#### Problem description:
Without the pictures, copy all the entries below exactly.

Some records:
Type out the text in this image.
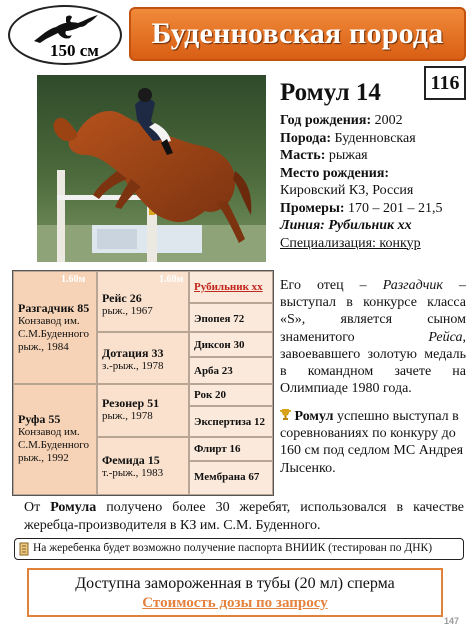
150 см
Буденновская порода
Ромул 14	116
Год рождения: 2002
Порода: Буденновская
Масть: рыжая
Место рождения:
Кировский КЗ, Россия
Промеры: 170 – 201 – 21,5
Линия: Рубильник хх
Специализация: конкур
Разгадчик 85
Конзавод им.
С.М.Буденного
рыж., 1984
1.60м
Руфа 55
Конзавод им.
С.М.Буденного
рыж., 1992
Рейс 26
рыж., 1967
1.60м
Дотация 33
з.-рыж., 1978
Резонер 51
рыж., 1978
Фемида 15
т.-рыж., 1983
Рубильник хх
Эпопея 72
Диксон 30
Арба 23
Рок 20
Экспертиза 12
Флирт 16
Мембрана 67
Его отец – Разгадчик – выступал в конкурсе класса «S», является сыном знаменитого Рейса, завоевавшего золотую медаль в командном зачете на Олимпиаде 1980 года.
Ромул успешно выступал в соревнованиях по конкуру до 160 см под седлом МС Андрея Лысенко.
От Ромула получено более 30 жеребят, использовался в качестве жеребца-производителя в КЗ им. С.М. Буденного.
На жеребенка будет возможно получение паспорта ВНИИК (тестирован по ДНК)
Доступна замороженная в тубы (20 мл) сперма
Стоимость дозы по запросу
147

#### Finished task:
Type out the text in this image.
150 см
Буденновская порода
Ромул 14	116
Год рождения: 2002
Порода: Буденновская
Масть: рыжая
Место рождения:
Кировский КЗ, Россия
Промеры: 170 – 201 – 21,5
Линия: Рубильник хх
Специализация: конкур
Разгадчик 85
Конзавод им.
С.М.Буденного
рыж., 1984
1.60м
Руфа 55
Конзавод им.
С.М.Буденного
рыж., 1992
Рейс 26
рыж., 1967
1.60м
Дотация 33
з.-рыж., 1978
Резонер 51
рыж., 1978
Фемида 15
т.-рыж., 1983
Рубильник хх
Эпопея 72
Диксон 30
Арба 23
Рок 20
Экспертиза 12
Флирт 16
Мембрана 67
Его отец – Разгадчик – выступал в конкурсе класса «S», является сыном знаменитого Рейса, завоевавшего золотую медаль в командном зачете на Олимпиаде 1980 года.
Ромул успешно выступал в соревнованиях по конкуру до 160 см под седлом МС Андрея Лысенко.
От Ромула получено более 30 жеребят, использовался в качестве жеребца-производителя в КЗ им. С.М. Буденного.
На жеребенка будет возможно получение паспорта ВНИИК (тестирован по ДНК)
Доступна замороженная в тубы (20 мл) сперма
Стоимость дозы по запросу
147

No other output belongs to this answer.